[EXERCISE DIRECTIONS]:
List every line in this data where the string "condition" occurs.

[RECORDS SUPPLIED]:

____________

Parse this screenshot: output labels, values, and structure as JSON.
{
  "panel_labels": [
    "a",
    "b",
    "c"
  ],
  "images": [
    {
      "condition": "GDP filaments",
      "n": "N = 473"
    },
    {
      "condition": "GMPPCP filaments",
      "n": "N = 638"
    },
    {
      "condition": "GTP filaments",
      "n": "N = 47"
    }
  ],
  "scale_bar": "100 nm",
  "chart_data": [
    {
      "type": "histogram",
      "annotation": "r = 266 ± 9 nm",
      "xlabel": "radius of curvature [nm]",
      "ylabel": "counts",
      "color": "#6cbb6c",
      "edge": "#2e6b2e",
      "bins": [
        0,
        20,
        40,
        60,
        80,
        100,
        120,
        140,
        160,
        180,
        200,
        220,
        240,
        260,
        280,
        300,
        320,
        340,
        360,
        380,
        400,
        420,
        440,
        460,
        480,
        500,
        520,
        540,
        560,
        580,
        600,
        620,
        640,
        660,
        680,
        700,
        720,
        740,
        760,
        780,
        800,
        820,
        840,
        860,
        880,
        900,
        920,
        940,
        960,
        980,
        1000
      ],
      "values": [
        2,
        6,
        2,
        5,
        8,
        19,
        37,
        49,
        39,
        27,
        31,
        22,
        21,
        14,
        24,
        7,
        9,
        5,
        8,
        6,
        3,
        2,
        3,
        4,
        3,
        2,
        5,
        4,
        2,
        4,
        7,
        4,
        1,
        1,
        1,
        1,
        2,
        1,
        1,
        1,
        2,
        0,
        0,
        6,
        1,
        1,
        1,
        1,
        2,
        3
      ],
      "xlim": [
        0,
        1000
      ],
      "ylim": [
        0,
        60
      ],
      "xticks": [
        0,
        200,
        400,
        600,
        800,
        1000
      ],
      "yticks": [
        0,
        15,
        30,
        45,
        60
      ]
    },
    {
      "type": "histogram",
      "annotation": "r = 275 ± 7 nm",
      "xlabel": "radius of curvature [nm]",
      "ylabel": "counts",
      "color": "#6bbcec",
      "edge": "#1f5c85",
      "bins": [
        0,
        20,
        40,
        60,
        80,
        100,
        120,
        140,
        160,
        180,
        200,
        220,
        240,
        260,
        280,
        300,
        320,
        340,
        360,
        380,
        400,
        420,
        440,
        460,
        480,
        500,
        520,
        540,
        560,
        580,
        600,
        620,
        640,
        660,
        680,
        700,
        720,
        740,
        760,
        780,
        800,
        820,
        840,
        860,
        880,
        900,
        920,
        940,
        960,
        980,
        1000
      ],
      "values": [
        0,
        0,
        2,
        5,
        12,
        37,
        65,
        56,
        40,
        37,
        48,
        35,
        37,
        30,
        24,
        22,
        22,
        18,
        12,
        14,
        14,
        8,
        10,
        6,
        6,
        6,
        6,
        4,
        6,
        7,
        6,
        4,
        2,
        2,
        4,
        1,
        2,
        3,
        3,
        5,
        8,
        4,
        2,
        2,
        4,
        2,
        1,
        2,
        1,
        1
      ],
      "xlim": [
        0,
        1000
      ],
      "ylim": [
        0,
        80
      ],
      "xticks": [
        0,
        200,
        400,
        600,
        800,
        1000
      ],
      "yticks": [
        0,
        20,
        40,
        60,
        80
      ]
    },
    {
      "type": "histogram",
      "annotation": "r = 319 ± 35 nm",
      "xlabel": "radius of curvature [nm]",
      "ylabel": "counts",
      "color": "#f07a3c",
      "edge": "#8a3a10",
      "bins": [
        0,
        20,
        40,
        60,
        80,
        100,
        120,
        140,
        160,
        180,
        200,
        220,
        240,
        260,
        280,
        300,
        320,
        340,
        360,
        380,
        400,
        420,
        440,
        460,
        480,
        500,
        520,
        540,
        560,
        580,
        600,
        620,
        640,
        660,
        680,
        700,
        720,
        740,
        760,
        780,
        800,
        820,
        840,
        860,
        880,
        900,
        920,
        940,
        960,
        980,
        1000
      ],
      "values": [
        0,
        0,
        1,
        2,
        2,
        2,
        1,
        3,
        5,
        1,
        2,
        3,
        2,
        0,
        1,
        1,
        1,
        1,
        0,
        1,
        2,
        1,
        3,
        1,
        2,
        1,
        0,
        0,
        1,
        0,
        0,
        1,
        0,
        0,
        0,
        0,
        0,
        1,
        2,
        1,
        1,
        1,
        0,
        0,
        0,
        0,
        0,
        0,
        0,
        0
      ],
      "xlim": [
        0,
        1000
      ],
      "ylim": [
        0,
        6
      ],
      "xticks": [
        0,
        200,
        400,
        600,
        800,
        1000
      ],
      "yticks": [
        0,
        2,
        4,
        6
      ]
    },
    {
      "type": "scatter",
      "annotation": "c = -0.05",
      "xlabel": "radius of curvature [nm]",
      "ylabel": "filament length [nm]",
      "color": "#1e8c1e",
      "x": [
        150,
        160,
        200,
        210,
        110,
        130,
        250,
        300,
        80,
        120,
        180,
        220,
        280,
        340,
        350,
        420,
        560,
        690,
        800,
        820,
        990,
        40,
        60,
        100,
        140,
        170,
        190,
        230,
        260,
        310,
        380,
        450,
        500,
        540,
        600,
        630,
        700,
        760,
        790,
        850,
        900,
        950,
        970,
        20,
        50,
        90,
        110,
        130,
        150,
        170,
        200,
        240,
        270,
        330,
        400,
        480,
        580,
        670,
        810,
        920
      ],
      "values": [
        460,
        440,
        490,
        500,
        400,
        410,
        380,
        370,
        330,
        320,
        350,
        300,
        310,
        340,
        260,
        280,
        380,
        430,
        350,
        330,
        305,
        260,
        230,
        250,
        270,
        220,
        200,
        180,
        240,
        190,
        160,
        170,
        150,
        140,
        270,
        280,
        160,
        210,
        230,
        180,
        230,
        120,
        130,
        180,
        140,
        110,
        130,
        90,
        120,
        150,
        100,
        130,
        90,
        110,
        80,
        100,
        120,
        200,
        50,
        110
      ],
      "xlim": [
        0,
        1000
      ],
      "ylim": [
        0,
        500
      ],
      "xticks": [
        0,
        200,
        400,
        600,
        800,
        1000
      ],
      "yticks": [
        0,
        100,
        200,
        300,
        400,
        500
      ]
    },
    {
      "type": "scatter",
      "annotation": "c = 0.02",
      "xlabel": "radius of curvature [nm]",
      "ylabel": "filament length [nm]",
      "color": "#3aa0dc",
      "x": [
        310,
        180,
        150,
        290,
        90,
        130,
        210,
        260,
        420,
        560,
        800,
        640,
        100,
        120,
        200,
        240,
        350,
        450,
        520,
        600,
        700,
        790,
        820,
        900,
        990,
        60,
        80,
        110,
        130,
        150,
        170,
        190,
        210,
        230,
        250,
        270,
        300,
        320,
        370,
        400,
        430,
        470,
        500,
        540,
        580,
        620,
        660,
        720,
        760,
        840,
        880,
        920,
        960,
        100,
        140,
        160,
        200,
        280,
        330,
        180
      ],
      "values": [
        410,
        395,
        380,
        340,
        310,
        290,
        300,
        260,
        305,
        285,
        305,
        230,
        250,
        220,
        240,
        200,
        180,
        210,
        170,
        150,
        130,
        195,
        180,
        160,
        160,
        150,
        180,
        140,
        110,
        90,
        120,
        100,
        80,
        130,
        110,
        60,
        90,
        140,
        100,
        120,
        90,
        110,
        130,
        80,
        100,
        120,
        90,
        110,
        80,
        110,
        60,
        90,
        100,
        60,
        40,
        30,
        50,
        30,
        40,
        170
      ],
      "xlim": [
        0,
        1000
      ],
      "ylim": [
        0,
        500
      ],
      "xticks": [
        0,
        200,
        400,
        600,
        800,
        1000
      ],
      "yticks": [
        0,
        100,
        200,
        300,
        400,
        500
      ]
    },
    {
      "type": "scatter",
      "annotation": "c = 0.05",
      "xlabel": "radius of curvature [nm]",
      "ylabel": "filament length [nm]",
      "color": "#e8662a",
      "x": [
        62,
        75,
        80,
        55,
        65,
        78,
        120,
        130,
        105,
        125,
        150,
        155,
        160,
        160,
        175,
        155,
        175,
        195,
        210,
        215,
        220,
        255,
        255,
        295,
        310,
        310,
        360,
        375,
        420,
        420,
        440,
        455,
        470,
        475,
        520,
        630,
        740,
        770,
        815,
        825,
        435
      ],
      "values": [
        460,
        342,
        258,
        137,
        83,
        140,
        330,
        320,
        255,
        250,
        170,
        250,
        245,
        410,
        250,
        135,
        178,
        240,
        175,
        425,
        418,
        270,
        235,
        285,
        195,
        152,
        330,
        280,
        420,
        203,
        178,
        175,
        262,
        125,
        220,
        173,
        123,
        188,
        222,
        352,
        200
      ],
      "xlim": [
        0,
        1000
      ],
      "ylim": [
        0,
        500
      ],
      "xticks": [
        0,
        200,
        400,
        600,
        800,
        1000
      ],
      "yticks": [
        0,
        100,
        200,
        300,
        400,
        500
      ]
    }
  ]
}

____________

[SOLUTION FOR THIS EXERCISE]:
      "condition": "GDP filaments",
      "condition": "GMPPCP filaments",
      "condition": "GTP filaments",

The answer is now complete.